*EXTRACTED RECORDS*

● ● ● ●

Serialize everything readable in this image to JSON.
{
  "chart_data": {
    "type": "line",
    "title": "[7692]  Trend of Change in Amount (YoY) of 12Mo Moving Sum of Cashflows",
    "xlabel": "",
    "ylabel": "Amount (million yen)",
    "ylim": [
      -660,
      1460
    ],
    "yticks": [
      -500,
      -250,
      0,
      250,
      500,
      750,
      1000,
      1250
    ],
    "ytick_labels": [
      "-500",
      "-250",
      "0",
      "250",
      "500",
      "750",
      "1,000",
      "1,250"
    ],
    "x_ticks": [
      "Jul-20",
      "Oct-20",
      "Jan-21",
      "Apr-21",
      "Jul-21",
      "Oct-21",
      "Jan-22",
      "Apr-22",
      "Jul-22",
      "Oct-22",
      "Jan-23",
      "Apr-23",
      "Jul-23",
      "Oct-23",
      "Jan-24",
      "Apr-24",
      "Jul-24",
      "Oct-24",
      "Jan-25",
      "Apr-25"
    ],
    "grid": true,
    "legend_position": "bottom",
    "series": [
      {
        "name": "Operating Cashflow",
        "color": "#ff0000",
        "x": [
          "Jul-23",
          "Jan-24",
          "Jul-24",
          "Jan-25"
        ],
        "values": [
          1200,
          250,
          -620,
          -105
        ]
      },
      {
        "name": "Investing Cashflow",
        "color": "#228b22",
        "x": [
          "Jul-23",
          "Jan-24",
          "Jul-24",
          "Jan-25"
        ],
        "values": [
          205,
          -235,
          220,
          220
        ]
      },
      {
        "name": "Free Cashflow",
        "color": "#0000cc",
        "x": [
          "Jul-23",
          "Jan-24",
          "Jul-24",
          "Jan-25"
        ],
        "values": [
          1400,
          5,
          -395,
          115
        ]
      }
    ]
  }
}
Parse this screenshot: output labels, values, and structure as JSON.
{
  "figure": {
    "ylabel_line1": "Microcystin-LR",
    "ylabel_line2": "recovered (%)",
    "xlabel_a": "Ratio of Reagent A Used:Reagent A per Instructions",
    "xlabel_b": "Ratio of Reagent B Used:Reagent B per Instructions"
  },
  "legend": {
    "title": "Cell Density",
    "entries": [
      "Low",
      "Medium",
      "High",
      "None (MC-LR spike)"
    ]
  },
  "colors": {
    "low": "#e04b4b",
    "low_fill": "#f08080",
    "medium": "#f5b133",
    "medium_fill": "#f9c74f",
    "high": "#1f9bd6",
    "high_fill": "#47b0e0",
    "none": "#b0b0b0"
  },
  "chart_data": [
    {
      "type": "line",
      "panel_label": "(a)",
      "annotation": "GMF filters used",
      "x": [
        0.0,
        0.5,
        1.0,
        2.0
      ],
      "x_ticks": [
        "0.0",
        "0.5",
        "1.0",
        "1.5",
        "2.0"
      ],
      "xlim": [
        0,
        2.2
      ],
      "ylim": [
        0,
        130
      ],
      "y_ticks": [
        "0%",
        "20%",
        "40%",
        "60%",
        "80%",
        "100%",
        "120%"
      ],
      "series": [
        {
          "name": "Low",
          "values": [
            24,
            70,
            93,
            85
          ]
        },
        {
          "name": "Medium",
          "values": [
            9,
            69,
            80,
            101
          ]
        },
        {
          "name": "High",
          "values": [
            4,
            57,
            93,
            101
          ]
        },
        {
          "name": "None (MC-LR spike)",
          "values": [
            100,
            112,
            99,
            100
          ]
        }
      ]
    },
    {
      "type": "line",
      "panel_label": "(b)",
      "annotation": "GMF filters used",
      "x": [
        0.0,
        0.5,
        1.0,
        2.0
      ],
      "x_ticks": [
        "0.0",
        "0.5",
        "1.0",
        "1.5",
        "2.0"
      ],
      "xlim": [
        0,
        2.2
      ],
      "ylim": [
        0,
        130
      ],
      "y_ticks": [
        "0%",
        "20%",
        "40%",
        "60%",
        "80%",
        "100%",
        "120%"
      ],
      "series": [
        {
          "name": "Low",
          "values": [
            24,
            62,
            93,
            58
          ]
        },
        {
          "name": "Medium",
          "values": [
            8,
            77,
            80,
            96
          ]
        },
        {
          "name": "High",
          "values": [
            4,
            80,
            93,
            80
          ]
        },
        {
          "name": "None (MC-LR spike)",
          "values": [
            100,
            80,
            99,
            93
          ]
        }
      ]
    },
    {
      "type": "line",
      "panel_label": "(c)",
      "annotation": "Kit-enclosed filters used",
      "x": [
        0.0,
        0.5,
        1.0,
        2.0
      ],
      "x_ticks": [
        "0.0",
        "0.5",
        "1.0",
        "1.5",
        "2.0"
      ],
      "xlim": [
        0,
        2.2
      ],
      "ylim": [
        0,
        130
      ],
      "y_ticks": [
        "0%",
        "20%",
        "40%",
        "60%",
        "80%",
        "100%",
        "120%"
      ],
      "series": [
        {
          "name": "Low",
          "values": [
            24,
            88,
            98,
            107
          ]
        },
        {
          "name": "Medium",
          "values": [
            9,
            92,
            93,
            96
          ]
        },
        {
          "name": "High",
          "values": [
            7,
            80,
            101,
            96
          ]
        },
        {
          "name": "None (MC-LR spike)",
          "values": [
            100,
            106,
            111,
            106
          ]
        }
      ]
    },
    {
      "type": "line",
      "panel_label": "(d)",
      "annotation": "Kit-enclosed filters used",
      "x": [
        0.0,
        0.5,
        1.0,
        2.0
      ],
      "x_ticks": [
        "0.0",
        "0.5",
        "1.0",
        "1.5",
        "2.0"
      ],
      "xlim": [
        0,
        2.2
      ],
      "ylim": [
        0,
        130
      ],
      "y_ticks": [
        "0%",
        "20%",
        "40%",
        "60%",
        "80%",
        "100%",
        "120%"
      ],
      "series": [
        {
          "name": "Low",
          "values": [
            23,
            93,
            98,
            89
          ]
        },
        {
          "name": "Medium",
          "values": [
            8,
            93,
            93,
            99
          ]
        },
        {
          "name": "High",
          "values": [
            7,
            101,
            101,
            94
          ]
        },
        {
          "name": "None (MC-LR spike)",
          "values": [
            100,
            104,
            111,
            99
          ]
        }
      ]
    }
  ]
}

● ● ● ●

Scan the material above for the string "Instructions" and report each line where you find it.

*SOLVED EXERCISE*
    "xlabel_a": "Ratio of Reagent A Used:Reagent A per Instructions",
    "xlabel_b": "Ratio of Reagent B Used:Reagent B per Instructions"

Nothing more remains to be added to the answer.